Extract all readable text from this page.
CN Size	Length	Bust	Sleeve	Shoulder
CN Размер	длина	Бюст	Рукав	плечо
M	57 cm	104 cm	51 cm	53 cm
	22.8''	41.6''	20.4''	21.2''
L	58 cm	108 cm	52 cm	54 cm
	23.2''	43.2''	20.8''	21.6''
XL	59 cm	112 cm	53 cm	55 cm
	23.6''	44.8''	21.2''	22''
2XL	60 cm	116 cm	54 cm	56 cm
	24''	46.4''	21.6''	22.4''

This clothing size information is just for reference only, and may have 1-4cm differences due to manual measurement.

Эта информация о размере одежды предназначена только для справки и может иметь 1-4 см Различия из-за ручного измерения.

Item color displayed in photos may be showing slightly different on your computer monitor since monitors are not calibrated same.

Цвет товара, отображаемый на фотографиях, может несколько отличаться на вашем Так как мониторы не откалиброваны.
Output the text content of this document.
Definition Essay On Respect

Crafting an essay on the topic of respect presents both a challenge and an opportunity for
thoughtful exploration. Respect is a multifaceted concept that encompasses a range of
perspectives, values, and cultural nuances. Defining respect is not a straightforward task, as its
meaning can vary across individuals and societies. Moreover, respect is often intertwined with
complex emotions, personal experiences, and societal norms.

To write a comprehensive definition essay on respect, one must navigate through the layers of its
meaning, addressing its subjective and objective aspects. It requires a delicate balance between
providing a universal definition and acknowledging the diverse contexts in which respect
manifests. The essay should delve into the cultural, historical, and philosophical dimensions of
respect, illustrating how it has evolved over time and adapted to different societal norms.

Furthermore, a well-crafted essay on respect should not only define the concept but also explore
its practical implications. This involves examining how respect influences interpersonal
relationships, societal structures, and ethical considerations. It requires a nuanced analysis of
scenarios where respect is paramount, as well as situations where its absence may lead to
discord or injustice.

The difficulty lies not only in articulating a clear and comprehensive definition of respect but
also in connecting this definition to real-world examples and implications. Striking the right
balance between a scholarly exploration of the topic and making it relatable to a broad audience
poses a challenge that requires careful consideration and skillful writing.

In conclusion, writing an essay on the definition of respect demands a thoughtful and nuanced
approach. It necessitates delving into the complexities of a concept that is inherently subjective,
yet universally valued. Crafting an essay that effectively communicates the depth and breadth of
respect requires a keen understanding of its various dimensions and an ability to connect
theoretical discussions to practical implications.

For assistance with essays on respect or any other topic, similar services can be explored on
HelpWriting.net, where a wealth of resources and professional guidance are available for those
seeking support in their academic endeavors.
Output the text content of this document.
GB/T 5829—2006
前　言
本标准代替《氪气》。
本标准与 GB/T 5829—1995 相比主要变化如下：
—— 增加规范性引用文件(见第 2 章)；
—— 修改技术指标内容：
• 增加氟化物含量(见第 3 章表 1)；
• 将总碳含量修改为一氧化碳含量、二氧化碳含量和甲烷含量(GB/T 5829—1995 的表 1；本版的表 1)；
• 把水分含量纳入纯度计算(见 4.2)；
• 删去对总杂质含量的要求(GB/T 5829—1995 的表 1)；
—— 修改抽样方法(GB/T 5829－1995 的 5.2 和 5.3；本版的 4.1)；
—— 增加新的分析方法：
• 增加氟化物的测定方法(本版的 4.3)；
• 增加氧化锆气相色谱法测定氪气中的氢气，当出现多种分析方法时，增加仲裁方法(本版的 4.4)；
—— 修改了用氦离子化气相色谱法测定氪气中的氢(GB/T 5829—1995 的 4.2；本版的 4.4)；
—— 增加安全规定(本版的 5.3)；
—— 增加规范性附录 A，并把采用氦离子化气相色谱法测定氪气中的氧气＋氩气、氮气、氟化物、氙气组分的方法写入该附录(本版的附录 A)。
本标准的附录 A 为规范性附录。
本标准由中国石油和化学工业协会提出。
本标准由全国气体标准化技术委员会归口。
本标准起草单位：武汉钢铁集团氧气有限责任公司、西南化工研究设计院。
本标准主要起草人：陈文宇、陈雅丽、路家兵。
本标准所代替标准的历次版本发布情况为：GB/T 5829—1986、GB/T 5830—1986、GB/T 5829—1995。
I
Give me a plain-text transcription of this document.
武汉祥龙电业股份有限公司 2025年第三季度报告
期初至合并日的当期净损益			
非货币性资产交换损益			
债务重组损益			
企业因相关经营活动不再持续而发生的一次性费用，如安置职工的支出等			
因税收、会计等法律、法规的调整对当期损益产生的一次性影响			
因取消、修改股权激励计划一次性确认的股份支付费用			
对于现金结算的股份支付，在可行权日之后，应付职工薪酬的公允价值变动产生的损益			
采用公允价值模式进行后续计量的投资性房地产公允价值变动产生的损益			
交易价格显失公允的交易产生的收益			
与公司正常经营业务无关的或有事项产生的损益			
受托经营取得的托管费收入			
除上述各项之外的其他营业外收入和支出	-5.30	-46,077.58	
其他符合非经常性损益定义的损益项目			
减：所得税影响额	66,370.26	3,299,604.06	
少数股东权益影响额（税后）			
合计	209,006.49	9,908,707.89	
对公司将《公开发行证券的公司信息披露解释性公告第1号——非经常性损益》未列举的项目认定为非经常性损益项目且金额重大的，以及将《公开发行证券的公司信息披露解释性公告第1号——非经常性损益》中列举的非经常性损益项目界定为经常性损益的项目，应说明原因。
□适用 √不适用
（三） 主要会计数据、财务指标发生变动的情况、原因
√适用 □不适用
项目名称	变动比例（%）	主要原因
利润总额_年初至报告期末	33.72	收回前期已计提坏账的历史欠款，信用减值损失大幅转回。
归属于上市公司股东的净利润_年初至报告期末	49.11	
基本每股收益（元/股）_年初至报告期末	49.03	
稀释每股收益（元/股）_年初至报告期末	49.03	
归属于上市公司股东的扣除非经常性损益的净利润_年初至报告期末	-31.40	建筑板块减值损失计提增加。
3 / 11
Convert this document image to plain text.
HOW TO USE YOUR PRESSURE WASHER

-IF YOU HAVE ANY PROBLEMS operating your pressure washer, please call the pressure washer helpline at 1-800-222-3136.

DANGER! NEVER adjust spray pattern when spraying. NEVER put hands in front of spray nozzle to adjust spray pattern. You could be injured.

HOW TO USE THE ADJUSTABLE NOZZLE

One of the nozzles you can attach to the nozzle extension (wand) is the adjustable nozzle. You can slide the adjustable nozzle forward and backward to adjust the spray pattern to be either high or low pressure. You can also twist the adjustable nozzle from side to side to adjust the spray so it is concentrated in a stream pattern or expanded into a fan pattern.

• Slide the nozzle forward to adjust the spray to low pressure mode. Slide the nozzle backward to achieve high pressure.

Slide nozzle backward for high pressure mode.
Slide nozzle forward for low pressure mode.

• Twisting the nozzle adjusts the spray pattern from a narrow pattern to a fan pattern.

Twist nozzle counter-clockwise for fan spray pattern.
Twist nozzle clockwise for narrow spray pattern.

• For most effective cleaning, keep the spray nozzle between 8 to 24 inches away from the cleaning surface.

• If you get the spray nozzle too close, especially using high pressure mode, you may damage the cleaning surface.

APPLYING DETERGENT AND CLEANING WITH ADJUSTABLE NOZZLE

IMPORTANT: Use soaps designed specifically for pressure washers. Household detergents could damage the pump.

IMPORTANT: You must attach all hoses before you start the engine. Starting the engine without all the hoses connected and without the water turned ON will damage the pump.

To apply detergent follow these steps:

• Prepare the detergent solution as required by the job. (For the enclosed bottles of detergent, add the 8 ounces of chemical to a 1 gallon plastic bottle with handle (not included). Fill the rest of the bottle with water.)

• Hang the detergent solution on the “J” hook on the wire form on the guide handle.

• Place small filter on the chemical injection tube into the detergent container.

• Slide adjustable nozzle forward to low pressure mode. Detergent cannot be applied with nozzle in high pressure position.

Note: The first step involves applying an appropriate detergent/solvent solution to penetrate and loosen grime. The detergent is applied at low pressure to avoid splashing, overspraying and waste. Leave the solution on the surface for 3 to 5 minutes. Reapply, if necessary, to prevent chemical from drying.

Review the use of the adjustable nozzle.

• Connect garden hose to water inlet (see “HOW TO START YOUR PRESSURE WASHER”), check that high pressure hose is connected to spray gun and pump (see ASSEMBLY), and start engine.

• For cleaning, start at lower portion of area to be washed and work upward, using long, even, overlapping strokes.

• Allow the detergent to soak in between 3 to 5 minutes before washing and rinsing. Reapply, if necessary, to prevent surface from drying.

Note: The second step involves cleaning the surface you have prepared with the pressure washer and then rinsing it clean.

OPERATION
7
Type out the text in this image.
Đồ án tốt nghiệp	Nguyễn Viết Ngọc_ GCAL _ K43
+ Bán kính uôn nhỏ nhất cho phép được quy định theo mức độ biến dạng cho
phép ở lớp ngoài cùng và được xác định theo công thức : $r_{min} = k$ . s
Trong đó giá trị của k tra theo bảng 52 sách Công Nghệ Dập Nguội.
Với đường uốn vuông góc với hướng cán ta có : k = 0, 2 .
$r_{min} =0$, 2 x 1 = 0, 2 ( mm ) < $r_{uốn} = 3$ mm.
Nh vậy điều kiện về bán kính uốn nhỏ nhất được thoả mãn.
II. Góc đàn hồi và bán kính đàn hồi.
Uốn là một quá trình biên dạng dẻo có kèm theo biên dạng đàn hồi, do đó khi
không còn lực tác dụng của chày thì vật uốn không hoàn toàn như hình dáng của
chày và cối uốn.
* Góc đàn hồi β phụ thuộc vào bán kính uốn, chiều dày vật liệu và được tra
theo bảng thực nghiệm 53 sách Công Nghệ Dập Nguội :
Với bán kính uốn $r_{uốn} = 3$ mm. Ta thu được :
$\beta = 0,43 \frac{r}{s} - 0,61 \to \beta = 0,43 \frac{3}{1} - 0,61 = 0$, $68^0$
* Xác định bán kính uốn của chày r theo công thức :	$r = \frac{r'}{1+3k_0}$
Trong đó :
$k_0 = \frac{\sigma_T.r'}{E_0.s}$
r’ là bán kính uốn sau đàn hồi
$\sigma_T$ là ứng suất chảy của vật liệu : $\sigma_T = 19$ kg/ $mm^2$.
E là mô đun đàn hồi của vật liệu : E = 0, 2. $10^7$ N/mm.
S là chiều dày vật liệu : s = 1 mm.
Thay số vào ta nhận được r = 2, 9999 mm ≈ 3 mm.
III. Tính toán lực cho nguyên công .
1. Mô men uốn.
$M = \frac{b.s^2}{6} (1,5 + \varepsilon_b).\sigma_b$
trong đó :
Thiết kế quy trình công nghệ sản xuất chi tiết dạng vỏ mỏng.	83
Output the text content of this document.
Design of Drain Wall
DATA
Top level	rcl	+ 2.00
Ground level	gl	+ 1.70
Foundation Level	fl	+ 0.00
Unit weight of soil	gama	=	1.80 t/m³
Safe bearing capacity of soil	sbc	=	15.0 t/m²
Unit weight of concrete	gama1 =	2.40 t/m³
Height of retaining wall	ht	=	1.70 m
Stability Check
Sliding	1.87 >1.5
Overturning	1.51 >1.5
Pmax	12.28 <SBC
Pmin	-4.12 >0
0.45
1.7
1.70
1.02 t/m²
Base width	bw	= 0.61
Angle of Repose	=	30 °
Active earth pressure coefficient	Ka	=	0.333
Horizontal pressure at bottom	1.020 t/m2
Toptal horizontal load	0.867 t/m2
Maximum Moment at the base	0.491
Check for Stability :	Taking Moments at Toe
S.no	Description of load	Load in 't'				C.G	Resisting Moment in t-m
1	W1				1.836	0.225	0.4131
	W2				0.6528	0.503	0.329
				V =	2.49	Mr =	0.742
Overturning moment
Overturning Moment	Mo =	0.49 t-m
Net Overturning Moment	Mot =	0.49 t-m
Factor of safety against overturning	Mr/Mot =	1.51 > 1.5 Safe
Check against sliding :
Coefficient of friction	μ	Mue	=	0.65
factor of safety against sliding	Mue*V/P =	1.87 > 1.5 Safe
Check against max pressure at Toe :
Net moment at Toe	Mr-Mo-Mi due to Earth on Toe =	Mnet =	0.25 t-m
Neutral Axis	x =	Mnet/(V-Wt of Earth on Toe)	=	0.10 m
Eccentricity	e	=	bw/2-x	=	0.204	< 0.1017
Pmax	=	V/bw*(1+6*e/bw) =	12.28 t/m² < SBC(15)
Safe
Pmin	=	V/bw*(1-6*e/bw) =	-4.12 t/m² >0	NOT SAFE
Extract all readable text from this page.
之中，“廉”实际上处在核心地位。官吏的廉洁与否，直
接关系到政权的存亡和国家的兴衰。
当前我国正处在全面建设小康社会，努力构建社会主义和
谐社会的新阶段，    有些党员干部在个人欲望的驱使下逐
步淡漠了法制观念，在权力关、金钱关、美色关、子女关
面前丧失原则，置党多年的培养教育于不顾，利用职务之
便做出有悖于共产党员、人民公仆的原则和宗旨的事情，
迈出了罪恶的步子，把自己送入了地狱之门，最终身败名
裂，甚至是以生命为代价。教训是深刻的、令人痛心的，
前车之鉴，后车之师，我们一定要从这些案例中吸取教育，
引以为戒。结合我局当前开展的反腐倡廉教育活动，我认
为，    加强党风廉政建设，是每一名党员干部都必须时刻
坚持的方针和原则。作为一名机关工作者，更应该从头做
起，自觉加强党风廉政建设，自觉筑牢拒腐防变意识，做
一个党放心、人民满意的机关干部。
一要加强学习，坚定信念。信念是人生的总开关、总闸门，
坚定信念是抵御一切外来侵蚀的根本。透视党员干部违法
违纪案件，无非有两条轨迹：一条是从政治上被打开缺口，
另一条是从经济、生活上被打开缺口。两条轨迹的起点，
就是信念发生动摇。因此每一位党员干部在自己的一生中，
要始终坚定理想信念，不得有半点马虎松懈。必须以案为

+ + +

Find the word "chày" in the records and pull out each line that has it.

không còn lực tác dụng của chày thì vật uốn không hoàn toàn như hình dáng của
chày và cối uốn.
* Xác định bán kính uốn của chày r theo công thức :	$r = \frac{r'}{1+3k_0}$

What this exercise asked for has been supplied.